**WHAT TO DO**. Rewrite the records from the line with "- Default [429,132,554,148]" to the line with "tree-node-total[interactable]: − Total [51,48,111,64]". Put "Standard" in place of "Default" and keep everything else the same.

= = =

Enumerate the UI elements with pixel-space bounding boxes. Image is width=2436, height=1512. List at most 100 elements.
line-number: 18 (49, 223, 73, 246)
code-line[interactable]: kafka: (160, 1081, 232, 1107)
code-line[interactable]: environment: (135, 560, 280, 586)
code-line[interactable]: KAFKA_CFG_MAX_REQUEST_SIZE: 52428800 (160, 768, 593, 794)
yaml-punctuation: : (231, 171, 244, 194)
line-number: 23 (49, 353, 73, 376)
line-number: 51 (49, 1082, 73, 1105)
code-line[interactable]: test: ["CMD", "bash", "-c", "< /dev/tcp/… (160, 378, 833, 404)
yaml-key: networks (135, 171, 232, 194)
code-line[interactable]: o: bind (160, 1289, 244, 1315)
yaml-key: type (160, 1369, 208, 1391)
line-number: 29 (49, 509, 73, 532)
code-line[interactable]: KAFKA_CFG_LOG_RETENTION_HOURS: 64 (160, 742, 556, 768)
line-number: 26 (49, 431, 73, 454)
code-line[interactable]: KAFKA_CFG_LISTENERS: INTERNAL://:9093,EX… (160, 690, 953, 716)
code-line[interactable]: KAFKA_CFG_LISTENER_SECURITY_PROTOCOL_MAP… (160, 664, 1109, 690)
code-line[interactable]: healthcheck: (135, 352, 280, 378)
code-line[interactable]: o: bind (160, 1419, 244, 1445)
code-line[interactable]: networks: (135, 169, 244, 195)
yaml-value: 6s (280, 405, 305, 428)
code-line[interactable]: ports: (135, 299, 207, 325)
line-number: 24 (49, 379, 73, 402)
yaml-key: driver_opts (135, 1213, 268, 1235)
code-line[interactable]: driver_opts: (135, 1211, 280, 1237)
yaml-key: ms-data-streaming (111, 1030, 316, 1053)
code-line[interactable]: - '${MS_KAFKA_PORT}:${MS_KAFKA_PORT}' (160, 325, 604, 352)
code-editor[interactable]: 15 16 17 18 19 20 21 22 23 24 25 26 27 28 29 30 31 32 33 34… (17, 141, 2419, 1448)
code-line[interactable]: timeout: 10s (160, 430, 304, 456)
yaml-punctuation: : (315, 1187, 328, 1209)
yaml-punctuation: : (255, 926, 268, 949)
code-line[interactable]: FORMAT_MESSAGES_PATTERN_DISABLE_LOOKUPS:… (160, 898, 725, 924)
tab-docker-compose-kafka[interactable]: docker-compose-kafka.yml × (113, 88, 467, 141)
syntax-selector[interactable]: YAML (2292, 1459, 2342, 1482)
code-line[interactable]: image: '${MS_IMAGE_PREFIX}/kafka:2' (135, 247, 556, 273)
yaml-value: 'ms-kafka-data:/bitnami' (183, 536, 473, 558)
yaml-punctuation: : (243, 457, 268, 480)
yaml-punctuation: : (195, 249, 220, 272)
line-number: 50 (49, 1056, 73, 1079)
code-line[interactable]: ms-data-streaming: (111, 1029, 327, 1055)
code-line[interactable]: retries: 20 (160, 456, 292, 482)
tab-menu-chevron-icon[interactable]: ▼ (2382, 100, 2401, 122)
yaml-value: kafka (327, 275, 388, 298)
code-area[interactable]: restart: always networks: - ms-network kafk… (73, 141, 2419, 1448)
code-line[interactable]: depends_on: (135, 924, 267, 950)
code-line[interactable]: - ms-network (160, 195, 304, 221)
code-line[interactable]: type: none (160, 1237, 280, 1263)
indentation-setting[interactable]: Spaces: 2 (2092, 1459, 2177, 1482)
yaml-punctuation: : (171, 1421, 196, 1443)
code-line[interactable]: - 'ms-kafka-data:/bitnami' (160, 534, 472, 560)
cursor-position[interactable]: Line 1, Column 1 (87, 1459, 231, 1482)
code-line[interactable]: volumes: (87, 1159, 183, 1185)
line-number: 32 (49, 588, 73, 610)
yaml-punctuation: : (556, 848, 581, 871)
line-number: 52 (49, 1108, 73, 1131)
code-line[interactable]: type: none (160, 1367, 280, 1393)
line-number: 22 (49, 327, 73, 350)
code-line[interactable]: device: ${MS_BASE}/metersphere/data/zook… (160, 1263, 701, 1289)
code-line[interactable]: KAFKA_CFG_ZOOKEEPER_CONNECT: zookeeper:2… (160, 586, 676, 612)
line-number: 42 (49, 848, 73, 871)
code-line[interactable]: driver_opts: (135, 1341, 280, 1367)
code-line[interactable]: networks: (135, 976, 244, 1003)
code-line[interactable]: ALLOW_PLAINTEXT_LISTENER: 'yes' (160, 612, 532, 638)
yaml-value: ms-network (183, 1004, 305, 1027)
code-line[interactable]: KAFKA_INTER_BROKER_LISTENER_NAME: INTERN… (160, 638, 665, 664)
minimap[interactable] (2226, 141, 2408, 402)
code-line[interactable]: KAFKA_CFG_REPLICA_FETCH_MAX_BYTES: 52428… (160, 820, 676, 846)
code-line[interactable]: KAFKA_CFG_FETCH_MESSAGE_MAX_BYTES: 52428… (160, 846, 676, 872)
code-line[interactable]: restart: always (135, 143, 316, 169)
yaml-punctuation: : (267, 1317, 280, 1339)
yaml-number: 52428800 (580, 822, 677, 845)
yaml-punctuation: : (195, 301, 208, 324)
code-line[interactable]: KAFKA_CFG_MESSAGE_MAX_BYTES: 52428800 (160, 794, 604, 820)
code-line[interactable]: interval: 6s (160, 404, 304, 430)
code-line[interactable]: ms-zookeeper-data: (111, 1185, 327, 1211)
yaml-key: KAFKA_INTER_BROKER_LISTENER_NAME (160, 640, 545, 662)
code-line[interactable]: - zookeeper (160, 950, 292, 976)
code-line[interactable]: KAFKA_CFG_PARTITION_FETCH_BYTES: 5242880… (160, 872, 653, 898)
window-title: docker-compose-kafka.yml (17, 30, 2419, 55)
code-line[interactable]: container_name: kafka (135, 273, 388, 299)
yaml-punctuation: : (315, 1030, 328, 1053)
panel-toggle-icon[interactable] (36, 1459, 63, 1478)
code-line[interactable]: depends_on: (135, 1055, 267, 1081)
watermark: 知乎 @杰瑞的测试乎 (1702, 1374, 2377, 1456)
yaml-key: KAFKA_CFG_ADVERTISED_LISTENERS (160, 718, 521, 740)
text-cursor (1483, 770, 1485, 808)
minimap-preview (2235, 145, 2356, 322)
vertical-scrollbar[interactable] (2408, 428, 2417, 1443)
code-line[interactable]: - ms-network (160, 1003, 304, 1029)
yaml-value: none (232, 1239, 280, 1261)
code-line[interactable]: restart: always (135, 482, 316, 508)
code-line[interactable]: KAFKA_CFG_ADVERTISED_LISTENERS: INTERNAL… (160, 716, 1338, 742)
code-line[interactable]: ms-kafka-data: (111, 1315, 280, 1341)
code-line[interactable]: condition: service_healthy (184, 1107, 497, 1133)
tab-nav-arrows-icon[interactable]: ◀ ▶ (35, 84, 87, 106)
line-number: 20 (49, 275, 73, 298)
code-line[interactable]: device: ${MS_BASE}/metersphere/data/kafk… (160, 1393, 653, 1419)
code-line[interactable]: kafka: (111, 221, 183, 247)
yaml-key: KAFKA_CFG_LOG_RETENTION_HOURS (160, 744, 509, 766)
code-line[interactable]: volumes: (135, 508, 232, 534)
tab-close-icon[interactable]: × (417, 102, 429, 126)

= = =

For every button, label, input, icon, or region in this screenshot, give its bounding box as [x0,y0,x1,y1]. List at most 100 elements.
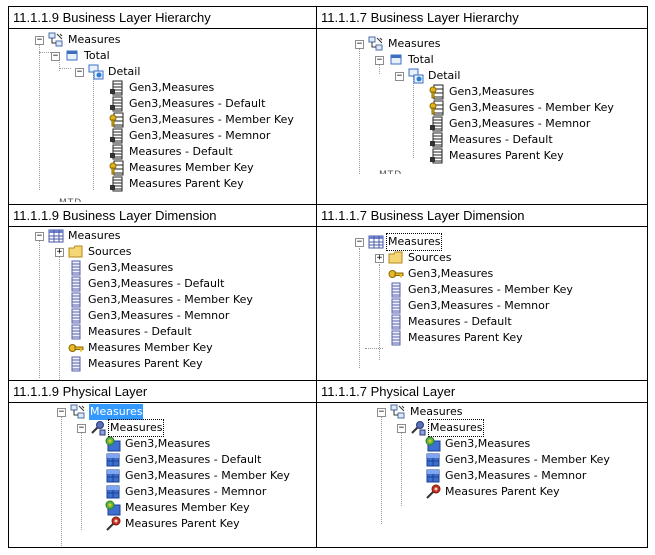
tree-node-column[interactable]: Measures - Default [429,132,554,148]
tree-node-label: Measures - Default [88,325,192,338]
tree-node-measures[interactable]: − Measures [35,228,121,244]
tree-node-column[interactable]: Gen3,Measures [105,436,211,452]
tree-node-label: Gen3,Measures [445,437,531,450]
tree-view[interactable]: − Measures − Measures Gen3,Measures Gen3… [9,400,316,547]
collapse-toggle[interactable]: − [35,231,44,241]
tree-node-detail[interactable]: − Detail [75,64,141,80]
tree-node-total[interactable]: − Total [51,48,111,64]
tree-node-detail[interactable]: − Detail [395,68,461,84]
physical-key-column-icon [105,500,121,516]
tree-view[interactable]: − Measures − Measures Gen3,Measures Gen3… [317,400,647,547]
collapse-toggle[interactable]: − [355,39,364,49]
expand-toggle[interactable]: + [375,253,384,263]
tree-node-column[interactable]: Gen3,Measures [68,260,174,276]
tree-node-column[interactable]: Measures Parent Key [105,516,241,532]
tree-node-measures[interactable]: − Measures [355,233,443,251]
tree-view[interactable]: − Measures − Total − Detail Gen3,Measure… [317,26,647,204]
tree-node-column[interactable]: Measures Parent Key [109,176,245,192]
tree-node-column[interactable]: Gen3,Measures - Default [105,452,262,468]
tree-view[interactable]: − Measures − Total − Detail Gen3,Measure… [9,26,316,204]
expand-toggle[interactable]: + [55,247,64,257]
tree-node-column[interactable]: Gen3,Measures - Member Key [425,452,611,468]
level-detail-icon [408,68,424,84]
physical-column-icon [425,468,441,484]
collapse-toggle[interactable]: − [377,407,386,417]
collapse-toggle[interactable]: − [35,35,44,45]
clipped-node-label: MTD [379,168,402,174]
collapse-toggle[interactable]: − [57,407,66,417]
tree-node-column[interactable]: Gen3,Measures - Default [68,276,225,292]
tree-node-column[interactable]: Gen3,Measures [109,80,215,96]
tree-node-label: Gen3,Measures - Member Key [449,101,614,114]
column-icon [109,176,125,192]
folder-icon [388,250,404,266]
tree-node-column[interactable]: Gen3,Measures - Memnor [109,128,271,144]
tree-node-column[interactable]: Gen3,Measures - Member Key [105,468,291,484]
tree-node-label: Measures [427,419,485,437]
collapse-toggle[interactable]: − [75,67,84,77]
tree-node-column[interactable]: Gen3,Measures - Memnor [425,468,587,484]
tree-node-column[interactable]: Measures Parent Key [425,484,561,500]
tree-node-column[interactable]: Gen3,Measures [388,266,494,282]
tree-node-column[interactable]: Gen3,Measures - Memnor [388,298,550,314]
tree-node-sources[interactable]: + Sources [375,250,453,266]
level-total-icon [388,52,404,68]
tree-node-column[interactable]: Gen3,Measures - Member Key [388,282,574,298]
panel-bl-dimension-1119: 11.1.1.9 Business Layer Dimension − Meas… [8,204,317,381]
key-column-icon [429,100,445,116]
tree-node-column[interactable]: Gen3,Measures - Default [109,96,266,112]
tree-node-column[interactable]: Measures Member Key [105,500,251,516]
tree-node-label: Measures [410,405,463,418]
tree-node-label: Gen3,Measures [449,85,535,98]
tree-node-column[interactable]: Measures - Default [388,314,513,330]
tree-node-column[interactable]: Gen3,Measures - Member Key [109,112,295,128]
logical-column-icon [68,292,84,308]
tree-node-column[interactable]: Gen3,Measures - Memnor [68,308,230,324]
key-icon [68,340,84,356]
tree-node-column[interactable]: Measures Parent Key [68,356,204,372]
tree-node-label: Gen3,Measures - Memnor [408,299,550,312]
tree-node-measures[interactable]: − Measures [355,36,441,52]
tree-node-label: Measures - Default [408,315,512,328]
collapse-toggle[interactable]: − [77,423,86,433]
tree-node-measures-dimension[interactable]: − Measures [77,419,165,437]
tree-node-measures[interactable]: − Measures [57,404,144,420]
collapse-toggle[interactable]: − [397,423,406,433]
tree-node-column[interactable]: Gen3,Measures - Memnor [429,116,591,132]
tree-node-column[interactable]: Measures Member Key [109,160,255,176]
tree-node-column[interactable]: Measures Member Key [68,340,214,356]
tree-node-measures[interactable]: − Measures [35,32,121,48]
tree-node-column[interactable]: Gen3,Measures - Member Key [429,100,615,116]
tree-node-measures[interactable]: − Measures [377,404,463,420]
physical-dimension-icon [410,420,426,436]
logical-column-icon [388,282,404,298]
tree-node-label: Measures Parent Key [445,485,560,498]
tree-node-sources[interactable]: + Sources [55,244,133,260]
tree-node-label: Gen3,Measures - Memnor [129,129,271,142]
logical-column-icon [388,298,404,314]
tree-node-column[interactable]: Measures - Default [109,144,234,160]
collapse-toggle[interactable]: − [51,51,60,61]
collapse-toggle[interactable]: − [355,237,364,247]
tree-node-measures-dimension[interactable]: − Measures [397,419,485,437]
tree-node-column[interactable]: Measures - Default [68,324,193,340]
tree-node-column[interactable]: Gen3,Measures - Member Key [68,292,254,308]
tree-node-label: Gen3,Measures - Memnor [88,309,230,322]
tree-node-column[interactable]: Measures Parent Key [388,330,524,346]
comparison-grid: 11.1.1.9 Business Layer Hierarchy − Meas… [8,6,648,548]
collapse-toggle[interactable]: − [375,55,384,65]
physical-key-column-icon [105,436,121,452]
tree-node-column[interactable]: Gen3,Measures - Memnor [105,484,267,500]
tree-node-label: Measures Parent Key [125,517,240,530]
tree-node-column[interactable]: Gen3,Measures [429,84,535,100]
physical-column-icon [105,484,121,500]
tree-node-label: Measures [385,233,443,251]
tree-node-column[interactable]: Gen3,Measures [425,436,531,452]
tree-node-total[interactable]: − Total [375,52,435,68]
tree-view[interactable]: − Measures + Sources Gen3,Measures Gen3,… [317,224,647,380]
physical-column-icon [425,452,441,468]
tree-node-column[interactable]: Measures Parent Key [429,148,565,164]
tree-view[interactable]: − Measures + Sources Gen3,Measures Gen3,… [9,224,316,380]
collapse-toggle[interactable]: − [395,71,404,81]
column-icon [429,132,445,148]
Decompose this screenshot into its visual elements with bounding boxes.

= = =

**THE ANSWER**.
tree-node-column[interactable]: Measures - Standard [429,132,554,148]
tree-node-label: Measures - Standard [88,325,192,338]
tree-node-measures[interactable]: − Measures [35,228,121,244]
tree-node-column[interactable]: Gen3,Measures [105,436,211,452]
tree-node-label: Gen3,Measures [445,437,531,450]
tree-view[interactable]: − Measures − Measures Gen3,Measures Gen3… [9,400,316,547]
collapse-toggle[interactable]: − [35,231,44,241]
tree-node-detail[interactable]: − Detail [75,64,141,80]
tree-node-total[interactable]: − Total [51,48,111,64]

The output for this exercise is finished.